Provided records —

====

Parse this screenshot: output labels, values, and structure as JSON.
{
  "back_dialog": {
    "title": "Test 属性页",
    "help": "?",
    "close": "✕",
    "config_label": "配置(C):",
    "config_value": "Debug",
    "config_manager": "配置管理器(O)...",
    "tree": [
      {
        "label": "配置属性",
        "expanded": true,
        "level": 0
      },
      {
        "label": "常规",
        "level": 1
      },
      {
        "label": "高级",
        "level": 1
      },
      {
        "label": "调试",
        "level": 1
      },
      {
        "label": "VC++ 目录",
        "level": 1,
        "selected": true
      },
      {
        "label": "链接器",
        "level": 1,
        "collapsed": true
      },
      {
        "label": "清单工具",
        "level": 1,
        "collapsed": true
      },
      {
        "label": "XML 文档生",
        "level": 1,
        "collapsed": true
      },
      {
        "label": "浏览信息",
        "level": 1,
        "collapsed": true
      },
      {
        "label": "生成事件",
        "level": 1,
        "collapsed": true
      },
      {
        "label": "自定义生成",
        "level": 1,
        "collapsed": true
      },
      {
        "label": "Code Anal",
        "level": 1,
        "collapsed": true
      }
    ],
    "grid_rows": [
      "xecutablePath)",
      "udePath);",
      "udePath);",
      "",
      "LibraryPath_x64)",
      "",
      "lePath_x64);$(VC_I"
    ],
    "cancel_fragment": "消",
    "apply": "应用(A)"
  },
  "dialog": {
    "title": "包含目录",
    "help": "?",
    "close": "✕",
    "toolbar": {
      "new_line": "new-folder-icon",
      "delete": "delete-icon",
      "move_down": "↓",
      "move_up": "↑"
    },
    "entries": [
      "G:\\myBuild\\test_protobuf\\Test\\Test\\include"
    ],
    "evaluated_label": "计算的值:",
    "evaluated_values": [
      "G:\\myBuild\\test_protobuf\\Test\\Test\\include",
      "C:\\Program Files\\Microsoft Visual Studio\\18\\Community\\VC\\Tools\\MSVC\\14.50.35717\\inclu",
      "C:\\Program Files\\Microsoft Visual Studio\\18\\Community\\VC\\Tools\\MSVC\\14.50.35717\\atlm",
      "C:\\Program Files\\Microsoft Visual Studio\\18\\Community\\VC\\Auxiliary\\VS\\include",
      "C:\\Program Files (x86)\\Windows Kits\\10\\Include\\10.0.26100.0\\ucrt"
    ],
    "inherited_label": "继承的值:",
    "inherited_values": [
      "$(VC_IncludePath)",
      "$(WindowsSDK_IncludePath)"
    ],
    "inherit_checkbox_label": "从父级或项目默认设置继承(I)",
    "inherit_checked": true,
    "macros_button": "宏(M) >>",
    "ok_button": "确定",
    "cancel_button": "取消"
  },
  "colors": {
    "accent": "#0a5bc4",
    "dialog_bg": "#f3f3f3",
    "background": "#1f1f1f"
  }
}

====

Directions for this task —
Type out the material again exactly as presented.

Answer below —
Parse this screenshot: output labels, values, and structure as JSON.
{
  "back_dialog": {
    "title": "Test 属性页",
    "help": "?",
    "close": "✕",
    "config_label": "配置(C):",
    "config_value": "Debug",
    "config_manager": "配置管理器(O)...",
    "tree": [
      {
        "label": "配置属性",
        "expanded": true,
        "level": 0
      },
      {
        "label": "常规",
        "level": 1
      },
      {
        "label": "高级",
        "level": 1
      },
      {
        "label": "调试",
        "level": 1
      },
      {
        "label": "VC++ 目录",
        "level": 1,
        "selected": true
      },
      {
        "label": "链接器",
        "level": 1,
        "collapsed": true
      },
      {
        "label": "清单工具",
        "level": 1,
        "collapsed": true
      },
      {
        "label": "XML 文档生",
        "level": 1,
        "collapsed": true
      },
      {
        "label": "浏览信息",
        "level": 1,
        "collapsed": true
      },
      {
        "label": "生成事件",
        "level": 1,
        "collapsed": true
      },
      {
        "label": "自定义生成",
        "level": 1,
        "collapsed": true
      },
      {
        "label": "Code Anal",
        "level": 1,
        "collapsed": true
      }
    ],
    "grid_rows": [
      "xecutablePath)",
      "udePath);",
      "udePath);",
      "",
      "LibraryPath_x64)",
      "",
      "lePath_x64);$(VC_I"
    ],
    "cancel_fragment": "消",
    "apply": "应用(A)"
  },
  "dialog": {
    "title": "包含目录",
    "help": "?",
    "close": "✕",
    "toolbar": {
      "new_line": "new-folder-icon",
      "delete": "delete-icon",
      "move_down": "↓",
      "move_up": "↑"
    },
    "entries": [
      "G:\\myBuild\\test_protobuf\\Test\\Test\\include"
    ],
    "evaluated_label": "计算的值:",
    "evaluated_values": [
      "G:\\myBuild\\test_protobuf\\Test\\Test\\include",
      "C:\\Program Files\\Microsoft Visual Studio\\18\\Community\\VC\\Tools\\MSVC\\14.50.35717\\inclu",
      "C:\\Program Files\\Microsoft Visual Studio\\18\\Community\\VC\\Tools\\MSVC\\14.50.35717\\atlm",
      "C:\\Program Files\\Microsoft Visual Studio\\18\\Community\\VC\\Auxiliary\\VS\\include",
      "C:\\Program Files (x86)\\Windows Kits\\10\\Include\\10.0.26100.0\\ucrt"
    ],
    "inherited_label": "继承的值:",
    "inherited_values": [
      "$(VC_IncludePath)",
      "$(WindowsSDK_IncludePath)"
    ],
    "inherit_checkbox_label": "从父级或项目默认设置继承(I)",
    "inherit_checked": true,
    "macros_button": "宏(M) >>",
    "ok_button": "确定",
    "cancel_button": "取消"
  },
  "colors": {
    "accent": "#0a5bc4",
    "dialog_bg": "#f3f3f3",
    "background": "#1f1f1f"
  }
}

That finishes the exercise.